◆ **GIVEN DATA**:
+ + + + + + +
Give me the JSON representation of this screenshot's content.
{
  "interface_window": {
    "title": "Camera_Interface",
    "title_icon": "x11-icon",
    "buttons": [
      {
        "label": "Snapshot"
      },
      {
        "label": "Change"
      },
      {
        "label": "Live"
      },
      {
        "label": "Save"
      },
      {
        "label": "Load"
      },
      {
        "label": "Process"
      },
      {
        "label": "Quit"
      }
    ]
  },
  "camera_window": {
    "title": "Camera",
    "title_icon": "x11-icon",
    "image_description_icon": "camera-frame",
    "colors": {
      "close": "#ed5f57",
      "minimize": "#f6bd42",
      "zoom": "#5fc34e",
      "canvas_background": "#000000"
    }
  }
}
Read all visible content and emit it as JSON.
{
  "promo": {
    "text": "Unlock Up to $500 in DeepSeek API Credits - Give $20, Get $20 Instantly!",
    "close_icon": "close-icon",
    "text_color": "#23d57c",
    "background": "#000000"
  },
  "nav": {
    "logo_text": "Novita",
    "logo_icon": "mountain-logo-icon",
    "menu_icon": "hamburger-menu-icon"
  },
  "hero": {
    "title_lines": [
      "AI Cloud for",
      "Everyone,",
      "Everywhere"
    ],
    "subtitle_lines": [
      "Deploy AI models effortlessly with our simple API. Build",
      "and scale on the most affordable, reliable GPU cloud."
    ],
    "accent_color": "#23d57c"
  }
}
+ + + + + + +
◆ **AIM**: Nothing should be left out: return all of the records exactly.

◆ **THE REPLY**:
Give me the JSON representation of this screenshot's content.
{
  "interface_window": {
    "title": "Camera_Interface",
    "title_icon": "x11-icon",
    "buttons": [
      {
        "label": "Snapshot"
      },
      {
        "label": "Change"
      },
      {
        "label": "Live"
      },
      {
        "label": "Save"
      },
      {
        "label": "Load"
      },
      {
        "label": "Process"
      },
      {
        "label": "Quit"
      }
    ]
  },
  "camera_window": {
    "title": "Camera",
    "title_icon": "x11-icon",
    "image_description_icon": "camera-frame",
    "colors": {
      "close": "#ed5f57",
      "minimize": "#f6bd42",
      "zoom": "#5fc34e",
      "canvas_background": "#000000"
    }
  }
}
Read all visible content and emit it as JSON.
{
  "promo": {
    "text": "Unlock Up to $500 in DeepSeek API Credits - Give $20, Get $20 Instantly!",
    "close_icon": "close-icon",
    "text_color": "#23d57c",
    "background": "#000000"
  },
  "nav": {
    "logo_text": "Novita",
    "logo_icon": "mountain-logo-icon",
    "menu_icon": "hamburger-menu-icon"
  },
  "hero": {
    "title_lines": [
      "AI Cloud for",
      "Everyone,",
      "Everywhere"
    ],
    "subtitle_lines": [
      "Deploy AI models effortlessly with our simple API. Build",
      "and scale on the most affordable, reliable GPU cloud."
    ],
    "accent_color": "#23d57c"
  }
}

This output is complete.